-- GIVEN PROBLEM --
Return all lines from the listing below in which the string "What" occurs.

-- RECORDS FOR THIS EXERCISE --

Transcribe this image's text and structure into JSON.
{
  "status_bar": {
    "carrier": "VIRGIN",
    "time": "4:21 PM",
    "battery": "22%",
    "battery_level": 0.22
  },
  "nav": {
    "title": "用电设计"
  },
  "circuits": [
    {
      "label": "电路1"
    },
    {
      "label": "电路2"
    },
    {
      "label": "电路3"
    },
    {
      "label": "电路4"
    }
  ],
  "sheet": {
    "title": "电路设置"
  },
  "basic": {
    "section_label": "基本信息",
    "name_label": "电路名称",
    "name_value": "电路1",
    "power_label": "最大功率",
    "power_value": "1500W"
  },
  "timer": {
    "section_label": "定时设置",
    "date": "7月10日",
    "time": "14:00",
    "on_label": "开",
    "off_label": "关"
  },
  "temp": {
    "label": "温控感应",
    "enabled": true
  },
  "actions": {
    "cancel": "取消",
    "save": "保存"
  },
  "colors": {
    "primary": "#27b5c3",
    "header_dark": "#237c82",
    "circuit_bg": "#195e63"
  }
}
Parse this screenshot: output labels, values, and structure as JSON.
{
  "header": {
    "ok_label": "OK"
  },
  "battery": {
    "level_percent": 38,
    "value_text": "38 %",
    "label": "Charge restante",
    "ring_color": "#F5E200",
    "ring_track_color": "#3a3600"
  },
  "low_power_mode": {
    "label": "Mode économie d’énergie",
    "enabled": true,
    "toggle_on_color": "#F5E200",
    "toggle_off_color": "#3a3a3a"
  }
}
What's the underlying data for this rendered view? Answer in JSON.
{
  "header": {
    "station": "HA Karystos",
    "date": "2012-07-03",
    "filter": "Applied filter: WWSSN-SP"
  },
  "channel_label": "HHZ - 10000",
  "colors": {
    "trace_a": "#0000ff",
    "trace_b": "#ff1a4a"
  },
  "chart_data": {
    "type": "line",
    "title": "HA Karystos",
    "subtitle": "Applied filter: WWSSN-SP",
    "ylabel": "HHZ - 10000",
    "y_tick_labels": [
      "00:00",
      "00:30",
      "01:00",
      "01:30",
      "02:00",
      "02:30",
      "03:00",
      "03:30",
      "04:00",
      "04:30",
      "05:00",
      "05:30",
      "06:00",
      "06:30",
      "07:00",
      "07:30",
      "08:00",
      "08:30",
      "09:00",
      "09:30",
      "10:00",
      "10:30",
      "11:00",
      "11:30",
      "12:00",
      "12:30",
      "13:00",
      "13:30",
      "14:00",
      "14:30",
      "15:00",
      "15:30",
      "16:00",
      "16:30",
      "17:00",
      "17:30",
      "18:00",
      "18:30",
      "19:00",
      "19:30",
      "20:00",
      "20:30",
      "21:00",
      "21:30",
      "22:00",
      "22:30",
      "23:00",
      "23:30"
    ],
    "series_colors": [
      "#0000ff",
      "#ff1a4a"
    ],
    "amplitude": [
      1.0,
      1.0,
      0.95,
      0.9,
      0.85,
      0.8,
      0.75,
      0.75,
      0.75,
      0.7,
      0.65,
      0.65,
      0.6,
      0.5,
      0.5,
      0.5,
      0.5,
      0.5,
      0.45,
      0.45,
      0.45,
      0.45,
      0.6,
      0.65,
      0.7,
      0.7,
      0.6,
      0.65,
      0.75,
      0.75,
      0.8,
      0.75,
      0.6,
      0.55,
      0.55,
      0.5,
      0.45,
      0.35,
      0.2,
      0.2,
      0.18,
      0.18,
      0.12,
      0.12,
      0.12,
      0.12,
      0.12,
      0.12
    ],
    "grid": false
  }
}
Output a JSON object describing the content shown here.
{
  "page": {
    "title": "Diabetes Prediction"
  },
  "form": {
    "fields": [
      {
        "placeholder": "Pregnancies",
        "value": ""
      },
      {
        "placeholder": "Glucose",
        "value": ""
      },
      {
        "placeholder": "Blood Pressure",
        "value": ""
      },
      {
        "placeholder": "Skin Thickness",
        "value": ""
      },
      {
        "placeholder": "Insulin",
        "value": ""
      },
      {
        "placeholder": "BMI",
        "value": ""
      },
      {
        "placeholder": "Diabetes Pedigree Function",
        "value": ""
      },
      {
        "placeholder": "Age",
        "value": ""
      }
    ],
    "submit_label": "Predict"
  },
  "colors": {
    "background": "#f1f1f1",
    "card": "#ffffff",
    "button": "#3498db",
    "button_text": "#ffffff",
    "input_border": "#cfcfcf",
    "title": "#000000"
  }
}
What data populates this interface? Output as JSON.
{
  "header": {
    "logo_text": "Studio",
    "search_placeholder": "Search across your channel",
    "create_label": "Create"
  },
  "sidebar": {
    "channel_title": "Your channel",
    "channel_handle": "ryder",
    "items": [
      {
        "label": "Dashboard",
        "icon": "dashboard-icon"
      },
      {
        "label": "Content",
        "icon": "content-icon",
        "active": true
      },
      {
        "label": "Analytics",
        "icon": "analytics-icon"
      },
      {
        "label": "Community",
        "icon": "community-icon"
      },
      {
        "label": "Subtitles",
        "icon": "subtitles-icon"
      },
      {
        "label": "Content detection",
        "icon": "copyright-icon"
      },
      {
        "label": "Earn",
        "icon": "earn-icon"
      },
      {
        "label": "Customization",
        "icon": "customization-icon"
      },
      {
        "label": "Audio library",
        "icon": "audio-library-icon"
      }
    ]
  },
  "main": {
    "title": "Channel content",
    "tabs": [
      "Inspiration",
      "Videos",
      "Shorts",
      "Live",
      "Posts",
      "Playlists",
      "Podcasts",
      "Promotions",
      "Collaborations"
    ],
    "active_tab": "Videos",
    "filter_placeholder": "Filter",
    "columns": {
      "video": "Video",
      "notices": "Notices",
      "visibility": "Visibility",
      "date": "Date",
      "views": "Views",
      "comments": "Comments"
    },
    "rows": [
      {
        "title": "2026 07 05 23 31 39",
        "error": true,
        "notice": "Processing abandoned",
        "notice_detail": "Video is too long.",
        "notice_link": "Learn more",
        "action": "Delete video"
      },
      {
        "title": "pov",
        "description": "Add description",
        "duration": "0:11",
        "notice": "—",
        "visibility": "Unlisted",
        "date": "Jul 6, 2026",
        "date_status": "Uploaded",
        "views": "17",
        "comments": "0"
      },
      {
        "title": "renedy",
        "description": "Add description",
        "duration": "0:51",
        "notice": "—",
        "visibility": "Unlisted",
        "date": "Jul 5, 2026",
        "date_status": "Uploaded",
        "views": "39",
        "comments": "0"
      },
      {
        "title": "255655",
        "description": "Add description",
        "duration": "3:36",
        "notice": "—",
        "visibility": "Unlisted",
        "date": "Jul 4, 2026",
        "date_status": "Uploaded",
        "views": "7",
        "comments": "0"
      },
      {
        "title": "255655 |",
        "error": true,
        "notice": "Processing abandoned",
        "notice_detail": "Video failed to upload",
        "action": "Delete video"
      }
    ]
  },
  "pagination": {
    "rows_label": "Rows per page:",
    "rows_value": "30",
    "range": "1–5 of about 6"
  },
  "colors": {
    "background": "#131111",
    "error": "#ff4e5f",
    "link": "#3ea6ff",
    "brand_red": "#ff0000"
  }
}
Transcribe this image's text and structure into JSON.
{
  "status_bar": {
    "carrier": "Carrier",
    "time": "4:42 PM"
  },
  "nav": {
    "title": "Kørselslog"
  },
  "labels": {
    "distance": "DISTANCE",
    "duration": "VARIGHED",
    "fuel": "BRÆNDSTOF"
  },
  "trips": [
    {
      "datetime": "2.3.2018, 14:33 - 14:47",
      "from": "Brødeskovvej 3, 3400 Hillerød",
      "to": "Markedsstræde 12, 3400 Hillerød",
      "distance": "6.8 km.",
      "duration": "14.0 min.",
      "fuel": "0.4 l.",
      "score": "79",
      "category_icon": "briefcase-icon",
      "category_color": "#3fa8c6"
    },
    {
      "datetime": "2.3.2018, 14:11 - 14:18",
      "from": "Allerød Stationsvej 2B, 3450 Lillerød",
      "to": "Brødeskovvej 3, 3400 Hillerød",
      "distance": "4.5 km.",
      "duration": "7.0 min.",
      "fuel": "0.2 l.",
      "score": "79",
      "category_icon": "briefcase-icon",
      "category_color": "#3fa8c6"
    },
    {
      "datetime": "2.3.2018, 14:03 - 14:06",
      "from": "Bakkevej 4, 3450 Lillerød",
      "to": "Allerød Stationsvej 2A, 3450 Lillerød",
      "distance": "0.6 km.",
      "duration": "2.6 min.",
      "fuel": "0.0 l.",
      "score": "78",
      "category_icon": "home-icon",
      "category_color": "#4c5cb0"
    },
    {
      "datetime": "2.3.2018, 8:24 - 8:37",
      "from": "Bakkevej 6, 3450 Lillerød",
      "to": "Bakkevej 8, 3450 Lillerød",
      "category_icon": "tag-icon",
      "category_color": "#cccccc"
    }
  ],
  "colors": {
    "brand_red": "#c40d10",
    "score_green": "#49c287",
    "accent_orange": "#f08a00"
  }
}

-- SOLVED EXERCISE --
What's the underlying data for this rendered view? Answer in JSON.
What data populates this interface? Output as JSON.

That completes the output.